[start EXERCISE DATA]

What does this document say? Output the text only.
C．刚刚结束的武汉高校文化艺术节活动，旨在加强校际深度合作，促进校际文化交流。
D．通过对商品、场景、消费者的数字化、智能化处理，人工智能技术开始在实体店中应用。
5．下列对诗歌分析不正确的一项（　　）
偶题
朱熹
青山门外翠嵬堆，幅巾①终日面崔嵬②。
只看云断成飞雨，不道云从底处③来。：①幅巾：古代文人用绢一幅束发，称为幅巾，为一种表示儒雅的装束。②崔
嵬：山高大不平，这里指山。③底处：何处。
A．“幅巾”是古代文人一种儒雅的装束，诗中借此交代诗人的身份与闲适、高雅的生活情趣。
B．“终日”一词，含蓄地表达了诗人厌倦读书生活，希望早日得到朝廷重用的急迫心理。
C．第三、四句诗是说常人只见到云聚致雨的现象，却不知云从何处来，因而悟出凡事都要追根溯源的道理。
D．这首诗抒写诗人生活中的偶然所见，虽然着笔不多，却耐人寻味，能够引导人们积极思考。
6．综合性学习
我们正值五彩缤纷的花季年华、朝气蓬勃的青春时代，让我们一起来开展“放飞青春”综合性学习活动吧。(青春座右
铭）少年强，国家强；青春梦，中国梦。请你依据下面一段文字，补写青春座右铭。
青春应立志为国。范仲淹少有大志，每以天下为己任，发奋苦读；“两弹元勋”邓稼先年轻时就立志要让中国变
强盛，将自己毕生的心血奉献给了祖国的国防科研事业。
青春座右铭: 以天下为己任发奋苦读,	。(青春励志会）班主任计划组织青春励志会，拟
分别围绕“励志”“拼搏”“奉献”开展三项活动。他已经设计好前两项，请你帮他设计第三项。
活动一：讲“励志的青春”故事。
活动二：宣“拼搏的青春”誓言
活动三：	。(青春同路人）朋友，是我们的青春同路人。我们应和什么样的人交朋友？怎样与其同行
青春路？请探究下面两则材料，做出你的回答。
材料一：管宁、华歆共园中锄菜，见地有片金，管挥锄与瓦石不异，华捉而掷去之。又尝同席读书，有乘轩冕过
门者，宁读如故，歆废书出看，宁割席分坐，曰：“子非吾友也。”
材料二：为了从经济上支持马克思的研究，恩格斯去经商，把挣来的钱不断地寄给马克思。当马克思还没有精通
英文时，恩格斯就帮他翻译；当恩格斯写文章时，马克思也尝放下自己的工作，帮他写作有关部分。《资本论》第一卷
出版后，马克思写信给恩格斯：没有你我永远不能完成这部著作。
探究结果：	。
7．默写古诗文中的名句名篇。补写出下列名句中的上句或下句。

[end EXERCISE DATA]

▶ GOAL: Hand back the material above in full, exactly as written.

▶ TASK RESULT:
What does this document say? Output the text only.
C．刚刚结束的武汉高校文化艺术节活动，旨在加强校际深度合作，促进校际文化交流。
D．通过对商品、场景、消费者的数字化、智能化处理，人工智能技术开始在实体店中应用。
5．下列对诗歌分析不正确的一项（　　）
偶题
朱熹
青山门外翠嵬堆，幅巾①终日面崔嵬②。
只看云断成飞雨，不道云从底处③来。：①幅巾：古代文人用绢一幅束发，称为幅巾，为一种表示儒雅的装束。②崔
嵬：山高大不平，这里指山。③底处：何处。
A．“幅巾”是古代文人一种儒雅的装束，诗中借此交代诗人的身份与闲适、高雅的生活情趣。
B．“终日”一词，含蓄地表达了诗人厌倦读书生活，希望早日得到朝廷重用的急迫心理。
C．第三、四句诗是说常人只见到云聚致雨的现象，却不知云从何处来，因而悟出凡事都要追根溯源的道理。
D．这首诗抒写诗人生活中的偶然所见，虽然着笔不多，却耐人寻味，能够引导人们积极思考。
6．综合性学习
我们正值五彩缤纷的花季年华、朝气蓬勃的青春时代，让我们一起来开展“放飞青春”综合性学习活动吧。(青春座右
铭）少年强，国家强；青春梦，中国梦。请你依据下面一段文字，补写青春座右铭。
青春应立志为国。范仲淹少有大志，每以天下为己任，发奋苦读；“两弹元勋”邓稼先年轻时就立志要让中国变
强盛，将自己毕生的心血奉献给了祖国的国防科研事业。
青春座右铭: 以天下为己任发奋苦读,	。(青春励志会）班主任计划组织青春励志会，拟
分别围绕“励志”“拼搏”“奉献”开展三项活动。他已经设计好前两项，请你帮他设计第三项。
活动一：讲“励志的青春”故事。
活动二：宣“拼搏的青春”誓言
活动三：	。(青春同路人）朋友，是我们的青春同路人。我们应和什么样的人交朋友？怎样与其同行
青春路？请探究下面两则材料，做出你的回答。
材料一：管宁、华歆共园中锄菜，见地有片金，管挥锄与瓦石不异，华捉而掷去之。又尝同席读书，有乘轩冕过
门者，宁读如故，歆废书出看，宁割席分坐，曰：“子非吾友也。”
材料二：为了从经济上支持马克思的研究，恩格斯去经商，把挣来的钱不断地寄给马克思。当马克思还没有精通
英文时，恩格斯就帮他翻译；当恩格斯写文章时，马克思也尝放下自己的工作，帮他写作有关部分。《资本论》第一卷
出版后，马克思写信给恩格斯：没有你我永远不能完成这部著作。
探究结果：	。
7．默写古诗文中的名句名篇。补写出下列名句中的上句或下句。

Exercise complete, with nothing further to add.